== DIRECTION ==
Images are not part of the copy; transcribe all the data exactly.
-- START OF INPUT ROWS --
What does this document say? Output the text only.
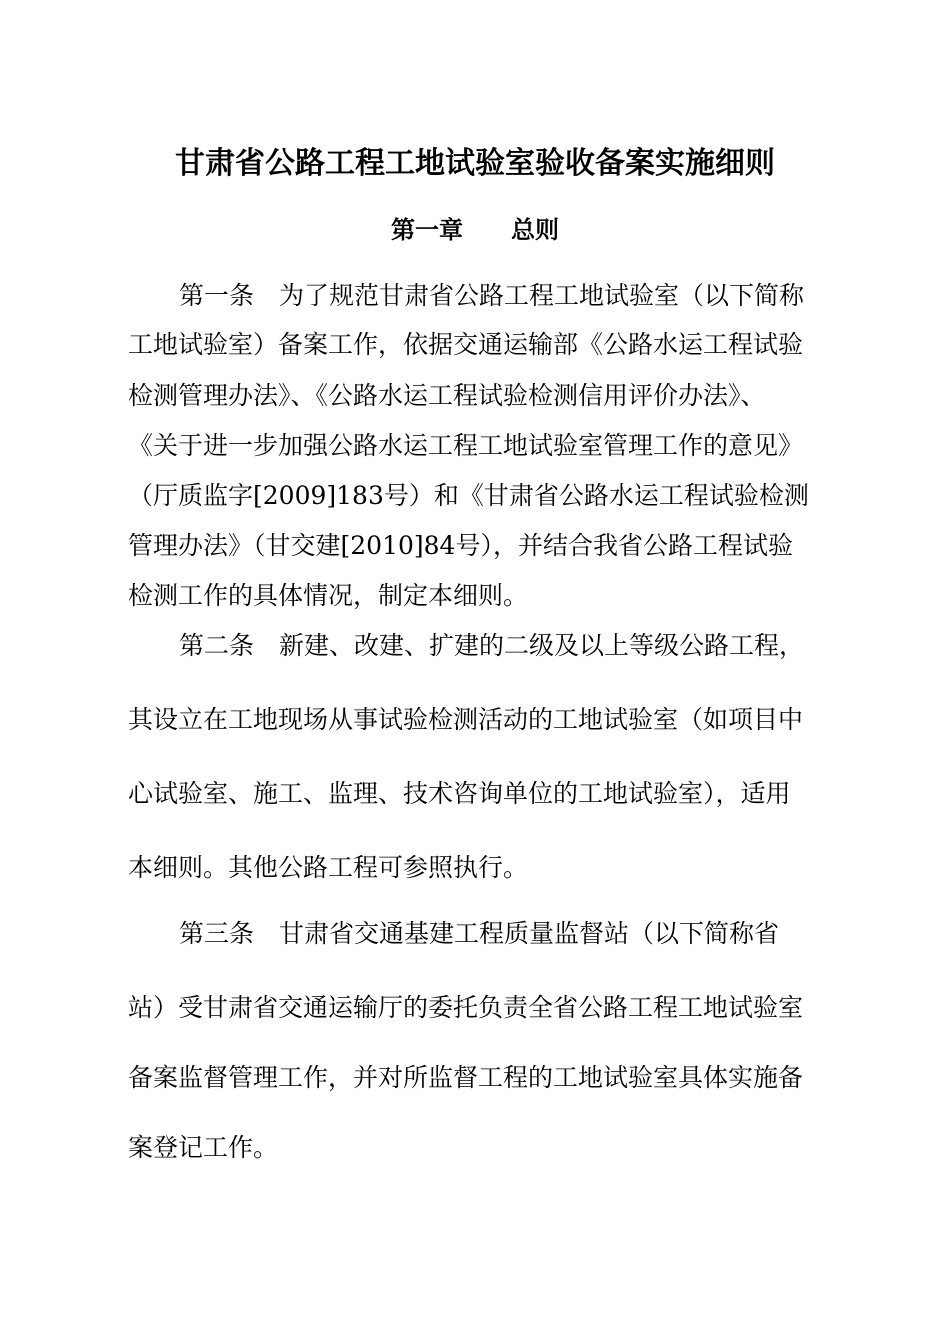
甘肃省公路工程工地试验室验收备案实施细则
第一章　　总则
第一条　为了规范甘肃省公路工程工地试验室（以下简称
工地试验室）备案工作，依据交通运输部《公路水运工程试验
检测管理办法》、《公路水运工程试验检测信用评价办法》、
《关于进一步加强公路水运工程工地试验室管理工作的意见》
（厅质监字[2009]183号）和《甘肃省公路水运工程试验检测
管理办法》（甘交建[2010]84号），并结合我省公路工程试验
检测工作的具体情况，制定本细则。
第二条　新建、改建、扩建的二级及以上等级公路工程，
其设立在工地现场从事试验检测活动的工地试验室（如项目中
心试验室、施工、监理、技术咨询单位的工地试验室），适用
本细则。其他公路工程可参照执行。
第三条　甘肃省交通基建工程质量监督站（以下简称省
站）受甘肃省交通运输厅的委托负责全省公路工程工地试验室
备案监督管理工作，并对所监督工程的工地试验室具体实施备
案登记工作。
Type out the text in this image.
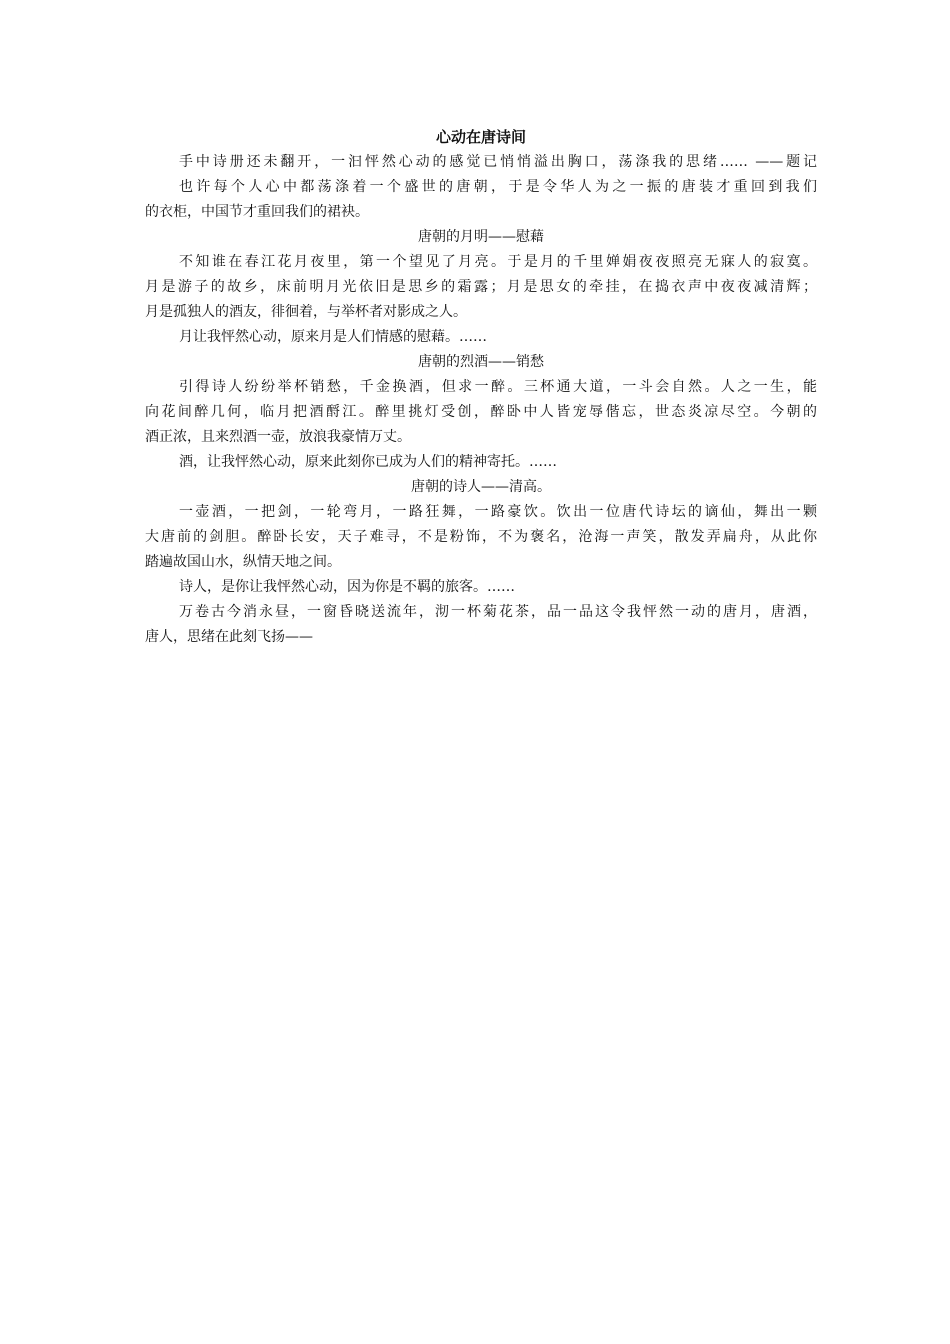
心动在唐诗间
手中诗册还未翻开，一汩怦然心动的感觉已悄悄溢出胸口，荡涤我的思绪…… ——题记
也许每个人心中都荡涤着一个盛世的唐朝，于是令华人为之一振的唐装才重回到我们
的衣柜，中国节才重回我们的裙袂。
唐朝的月明——慰藉
不知谁在春江花月夜里，第一个望见了月亮。于是月的千里婵娟夜夜照亮无寐人的寂寞。
月是游子的故乡，床前明月光依旧是思乡的霜露；月是思女的牵挂，在捣衣声中夜夜减清辉；
月是孤独人的酒友，徘徊着，与举杯者对影成之人。
月让我怦然心动，原来月是人们情感的慰藉。……
唐朝的烈酒——销愁
引得诗人纷纷举杯销愁，千金换酒，但求一醉。三杯通大道，一斗会自然。人之一生，能
向花间醉几何，临月把酒酹江。醉里挑灯受创，醉卧中人皆宠辱偕忘，世态炎凉尽空。今朝的
酒正浓，且来烈酒一壶，放浪我豪情万丈。
酒，让我怦然心动，原来此刻你已成为人们的精神寄托。……
唐朝的诗人——清高。
一壶酒，一把剑，一轮弯月，一路狂舞，一路豪饮。饮出一位唐代诗坛的谪仙，舞出一颗
大唐前的剑胆。醉卧长安，天子难寻，不是粉饰，不为褒名，沧海一声笑，散发弄扁舟，从此你
踏遍故国山水，纵情天地之间。
诗人，是你让我怦然心动，因为你是不羁的旅客。……
万卷古今消永昼，一窗昏晓送流年，沏一杯菊花茶，品一品这令我怦然一动的唐月，唐酒，
唐人，思绪在此刻飞扬——
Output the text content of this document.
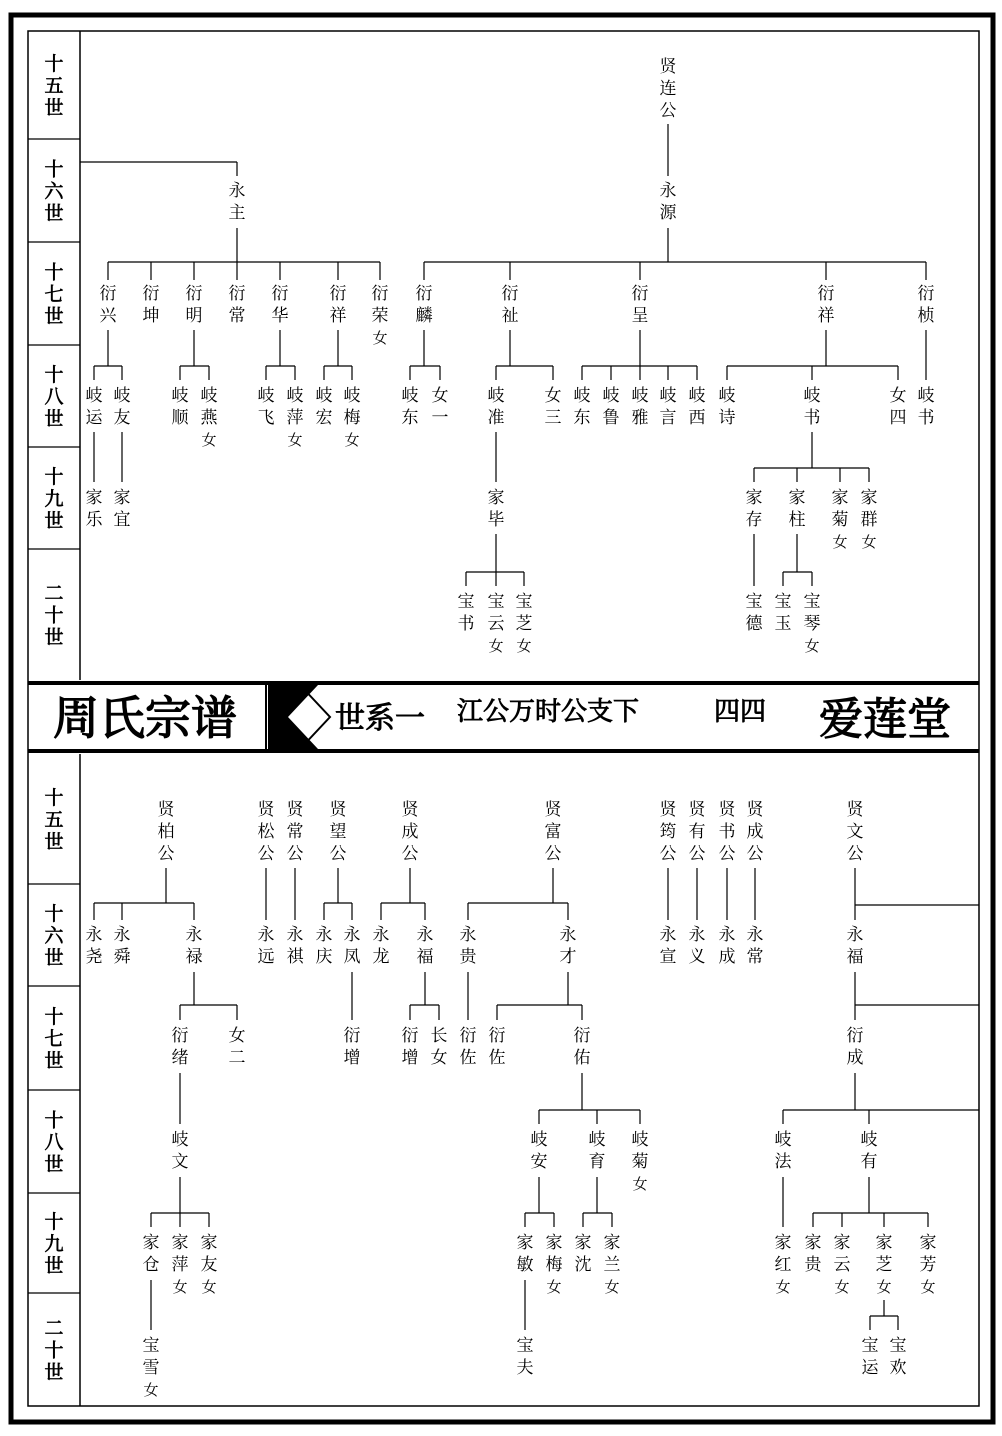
周氏宗谱	世系一 江公万时公支下	四四 爱莲堂
十五世
十五世
十六世
十六世
十七世
十七世
十八世
十八世
十九世
十九世
二十世
二十世
贤连公
永主
永源
衍兴
衍坤
衍明
衍常
衍华
衍祥
衍荣女
衍麟
衍祉
衍呈
衍祥
衍桢
岐运
岐友
岐顺
岐燕女
岐飞
岐萍女
岐宏
岐梅女
岐东
女一
岐准
女三
岐东
岐鲁
岐雅
岐言
岐西
岐诗
岐书
女四
岐书
家乐
家宜
家毕
家存
家柱
家菊女
家群女
宝书
宝云女
宝芝女
宝德
宝玉
宝琴女
贤柏公
贤松公
贤常公
贤望公
贤成公
贤富公
贤筠公
贤有公
贤书公
贤成公
贤文公
永尧
永舜
永禄
永远
永祺
永庆
永凤
永龙
永福
永贵
永才
永宣
永义
永成
永常
永福
衍绪
女二
衍增
衍增
长女
衍佐
衍佐
衍佑
衍成
岐文
岐安
岐育
岐菊女
岐法
岐有
家仓
家萍女
家友女
家敏
家梅女
家沈
家兰女
家红女
家贵
家云女
家芝女
家芳女
宝雪女
宝夫
宝运
宝欢
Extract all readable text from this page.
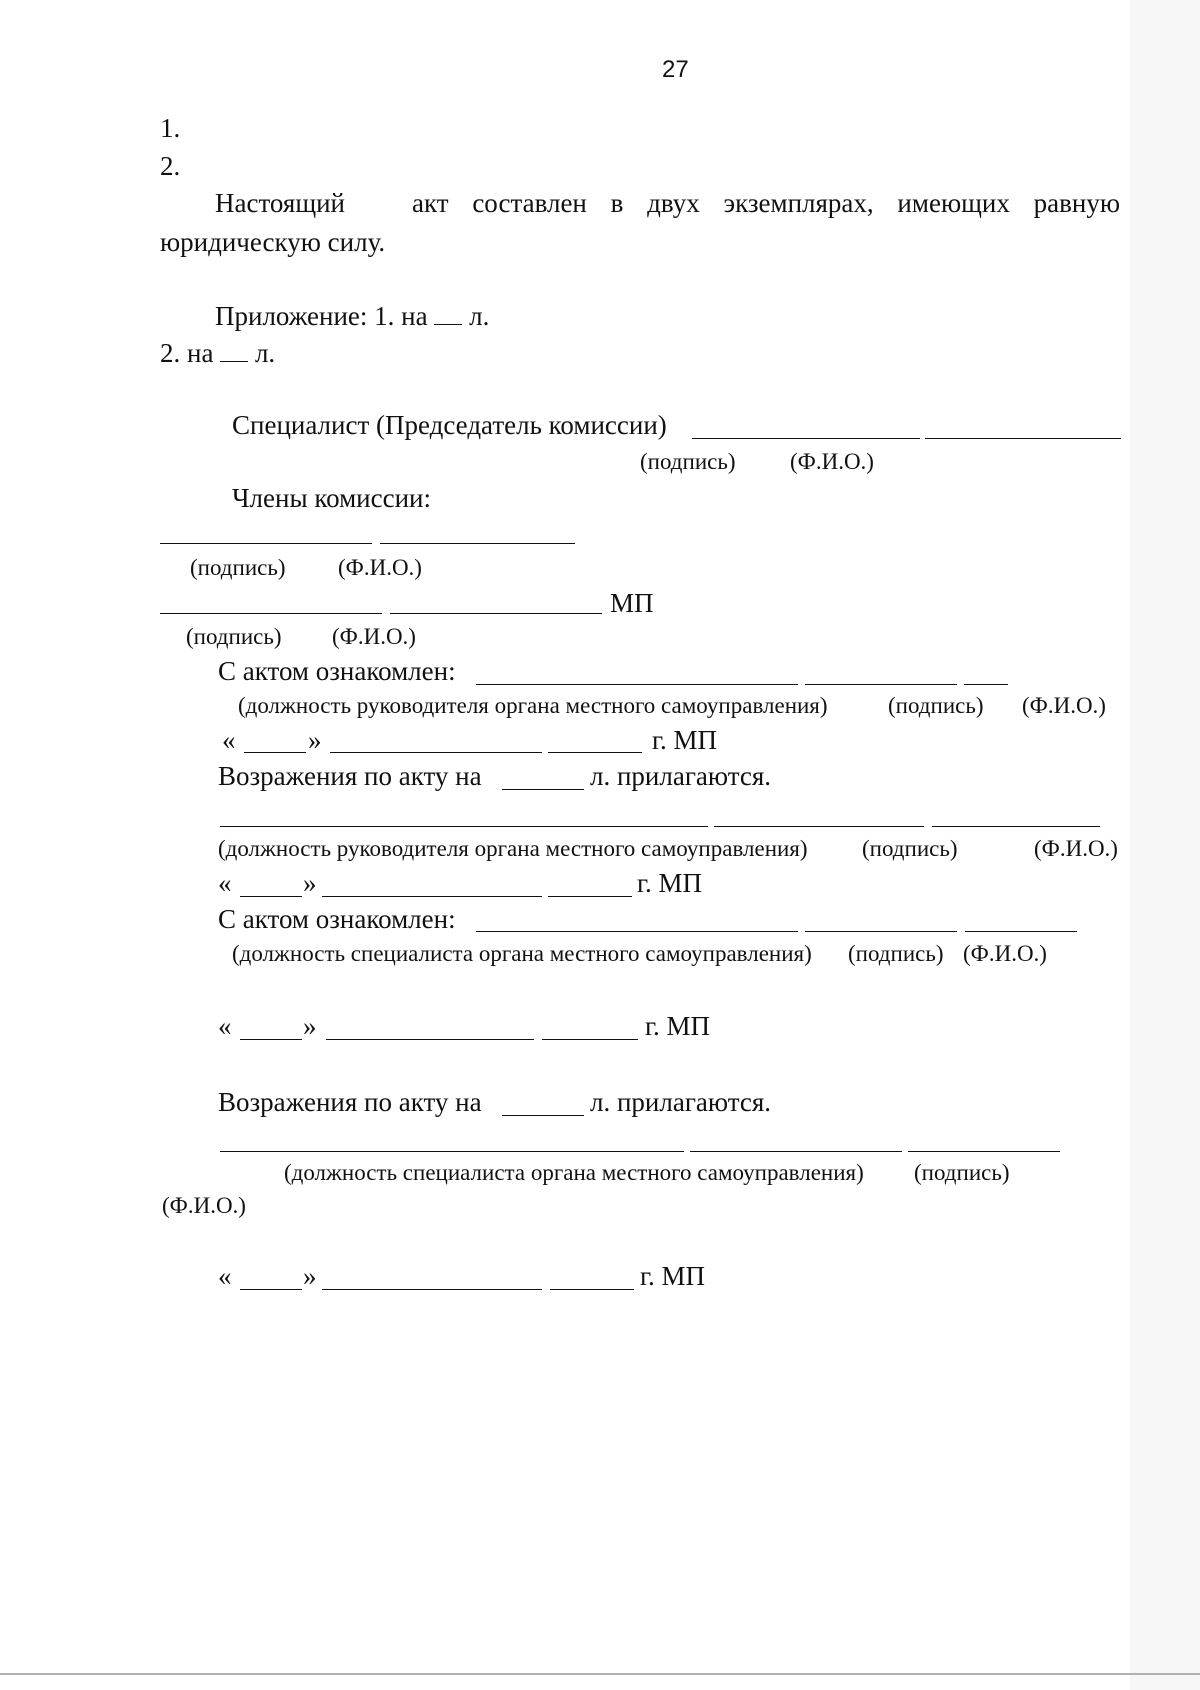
27
1.
2.
Настоящий акт составлен в двух экземплярах, имеющих равную
юридическую силу.
Приложение: 1. на л.
2. на л.
Специалист (Председатель комиссии)
(подпись) (Ф.И.О.)
Члены комиссии:
(подпись) (Ф.И.О.)
МП
(подпись) (Ф.И.О.)
С актом ознакомлен:
(должность руководителя органа местного самоуправления)	(подпись) (Ф.И.О.)
«	»	г. МП
Возражения по акту на	л. прилагаются.
(должность руководителя органа местного самоуправления) (подпись)	(Ф.И.О.)
«	»	г. МП
С актом ознакомлен:
(должность специалиста органа местного самоуправления) (подпись) (Ф.И.О.)
«	»	г. МП
Возражения по акту на	л. прилагаются.
(должность специалиста органа местного самоуправления) (подпись)
(Ф.И.О.)
«	»	г. МП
-- END OF INPUT ROWS --
== SOLUTION TO THIS PROBLEM ==
What does this document say? Output the text only.
甘肃省公路工程工地试验室验收备案实施细则
第一章　　总则
第一条　为了规范甘肃省公路工程工地试验室（以下简称
工地试验室）备案工作，依据交通运输部《公路水运工程试验
检测管理办法》、《公路水运工程试验检测信用评价办法》、
《关于进一步加强公路水运工程工地试验室管理工作的意见》
（厅质监字[2009]183号）和《甘肃省公路水运工程试验检测
管理办法》（甘交建[2010]84号），并结合我省公路工程试验
检测工作的具体情况，制定本细则。
第二条　新建、改建、扩建的二级及以上等级公路工程，
其设立在工地现场从事试验检测活动的工地试验室（如项目中
心试验室、施工、监理、技术咨询单位的工地试验室），适用
本细则。其他公路工程可参照执行。
第三条　甘肃省交通基建工程质量监督站（以下简称省
站）受甘肃省交通运输厅的委托负责全省公路工程工地试验室
备案监督管理工作，并对所监督工程的工地试验室具体实施备
案登记工作。
Type out the text in this image.
心动在唐诗间
手中诗册还未翻开，一汩怦然心动的感觉已悄悄溢出胸口，荡涤我的思绪…… ——题记
也许每个人心中都荡涤着一个盛世的唐朝，于是令华人为之一振的唐装才重回到我们
的衣柜，中国节才重回我们的裙袂。
唐朝的月明——慰藉
不知谁在春江花月夜里，第一个望见了月亮。于是月的千里婵娟夜夜照亮无寐人的寂寞。
月是游子的故乡，床前明月光依旧是思乡的霜露；月是思女的牵挂，在捣衣声中夜夜减清辉；
月是孤独人的酒友，徘徊着，与举杯者对影成之人。
月让我怦然心动，原来月是人们情感的慰藉。……
唐朝的烈酒——销愁
引得诗人纷纷举杯销愁，千金换酒，但求一醉。三杯通大道，一斗会自然。人之一生，能
向花间醉几何，临月把酒酹江。醉里挑灯受创，醉卧中人皆宠辱偕忘，世态炎凉尽空。今朝的
酒正浓，且来烈酒一壶，放浪我豪情万丈。
酒，让我怦然心动，原来此刻你已成为人们的精神寄托。……
唐朝的诗人——清高。
一壶酒，一把剑，一轮弯月，一路狂舞，一路豪饮。饮出一位唐代诗坛的谪仙，舞出一颗
大唐前的剑胆。醉卧长安，天子难寻，不是粉饰，不为褒名，沧海一声笑，散发弄扁舟，从此你
踏遍故国山水，纵情天地之间。
诗人，是你让我怦然心动，因为你是不羁的旅客。……
万卷古今消永昼，一窗昏晓送流年，沏一杯菊花茶，品一品这令我怦然一动的唐月，唐酒，
唐人，思绪在此刻飞扬——
Output the text content of this document.
周氏宗谱	世系一 江公万时公支下	四四 爱莲堂
十五世
十五世
十六世
十六世
十七世
十七世
十八世
十八世
十九世
十九世
二十世
二十世
贤连公
永主
永源
衍兴
衍坤
衍明
衍常
衍华
衍祥
衍荣女
衍麟
衍祉
衍呈
衍祥
衍桢
岐运
岐友
岐顺
岐燕女
岐飞
岐萍女
岐宏
岐梅女
岐东
女一
岐准
女三
岐东
岐鲁
岐雅
岐言
岐西
岐诗
岐书
女四
岐书
家乐
家宜
家毕
家存
家柱
家菊女
家群女
宝书
宝云女
宝芝女
宝德
宝玉
宝琴女
贤柏公
贤松公
贤常公
贤望公
贤成公
贤富公
贤筠公
贤有公
贤书公
贤成公
贤文公
永尧
永舜
永禄
永远
永祺
永庆
永凤
永龙
永福
永贵
永才
永宣
永义
永成
永常
永福
衍绪
女二
衍增
衍增
长女
衍佐
衍佐
衍佑
衍成
岐文
岐安
岐育
岐菊女
岐法
岐有
家仓
家萍女
家友女
家敏
家梅女
家沈
家兰女
家红女
家贵
家云女
家芝女
家芳女
宝雪女
宝夫
宝运
宝欢
Extract all readable text from this page.
27
1.
2.
Настоящий акт составлен в двух экземплярах, имеющих равную
юридическую силу.
Приложение: 1. на л.
2. на л.
Специалист (Председатель комиссии)
(подпись) (Ф.И.О.)
Члены комиссии:
(подпись) (Ф.И.О.)
МП
(подпись) (Ф.И.О.)
С актом ознакомлен:
(должность руководителя органа местного самоуправления)	(подпись) (Ф.И.О.)
«	»	г. МП
Возражения по акту на	л. прилагаются.
(должность руководителя органа местного самоуправления) (подпись)	(Ф.И.О.)
«	»	г. МП
С актом ознакомлен:
(должность специалиста органа местного самоуправления) (подпись) (Ф.И.О.)
«	»	г. МП
Возражения по акту на	л. прилагаются.
(должность специалиста органа местного самоуправления) (подпись)
(Ф.И.О.)
«	»	г. МП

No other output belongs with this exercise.